> TASK DESCRIPTION
Repeat every record below exactly, omitting any pictures.

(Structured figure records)
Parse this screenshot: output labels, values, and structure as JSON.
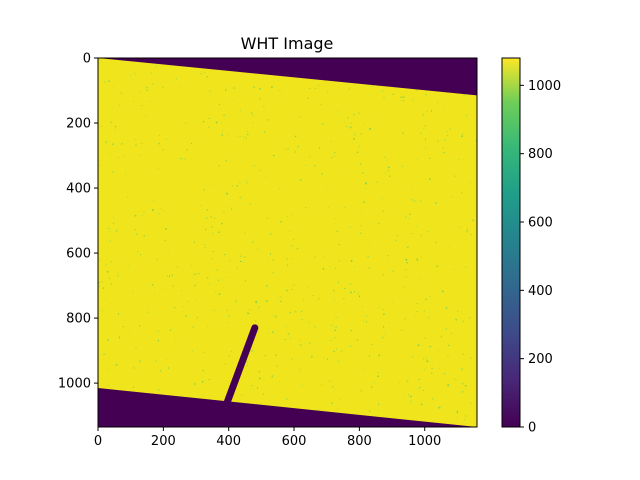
{
  "chart_data": {
    "type": "heatmap",
    "title": "WHT Image",
    "xlabel": "",
    "ylabel": "",
    "image_extent": {
      "x": [
        0,
        1160
      ],
      "y": [
        0,
        1135
      ]
    },
    "xlim": [
      0,
      1160
    ],
    "ylim": [
      1135,
      0
    ],
    "x_ticks": [
      0,
      200,
      400,
      600,
      800,
      1000
    ],
    "y_ticks": [
      0,
      200,
      400,
      600,
      800,
      1000
    ],
    "colorbar": {
      "range": [
        0,
        1080
      ],
      "ticks": [
        0,
        200,
        400,
        600,
        800,
        1000
      ],
      "colormap": "viridis"
    },
    "background_value": 0,
    "frame_value": 1080,
    "frame_polygon": [
      [
        0,
        0
      ],
      [
        1160,
        115
      ],
      [
        1160,
        1135
      ],
      [
        0,
        1015
      ]
    ],
    "trail": {
      "from": [
        480,
        830
      ],
      "to": [
        395,
        1060
      ],
      "value": 0
    },
    "grid": false,
    "colors": {
      "frame": "#f0e51d",
      "background": "#440154",
      "speckle": "#6ccd5a"
    }
  }
}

> THE ANSWER
Parse this screenshot: output labels, values, and structure as JSON.
{
  "chart_data": {
    "type": "heatmap",
    "title": "WHT Image",
    "xlabel": "",
    "ylabel": "",
    "image_extent": {
      "x": [
        0,
        1160
      ],
      "y": [
        0,
        1135
      ]
    },
    "xlim": [
      0,
      1160
    ],
    "ylim": [
      1135,
      0
    ],
    "x_ticks": [
      0,
      200,
      400,
      600,
      800,
      1000
    ],
    "y_ticks": [
      0,
      200,
      400,
      600,
      800,
      1000
    ],
    "colorbar": {
      "range": [
        0,
        1080
      ],
      "ticks": [
        0,
        200,
        400,
        600,
        800,
        1000
      ],
      "colormap": "viridis"
    },
    "background_value": 0,
    "frame_value": 1080,
    "frame_polygon": [
      [
        0,
        0
      ],
      [
        1160,
        115
      ],
      [
        1160,
        1135
      ],
      [
        0,
        1015
      ]
    ],
    "trail": {
      "from": [
        480,
        830
      ],
      "to": [
        395,
        1060
      ],
      "value": 0
    },
    "grid": false,
    "colors": {
      "frame": "#f0e51d",
      "background": "#440154",
      "speckle": "#6ccd5a"
    }
  }
}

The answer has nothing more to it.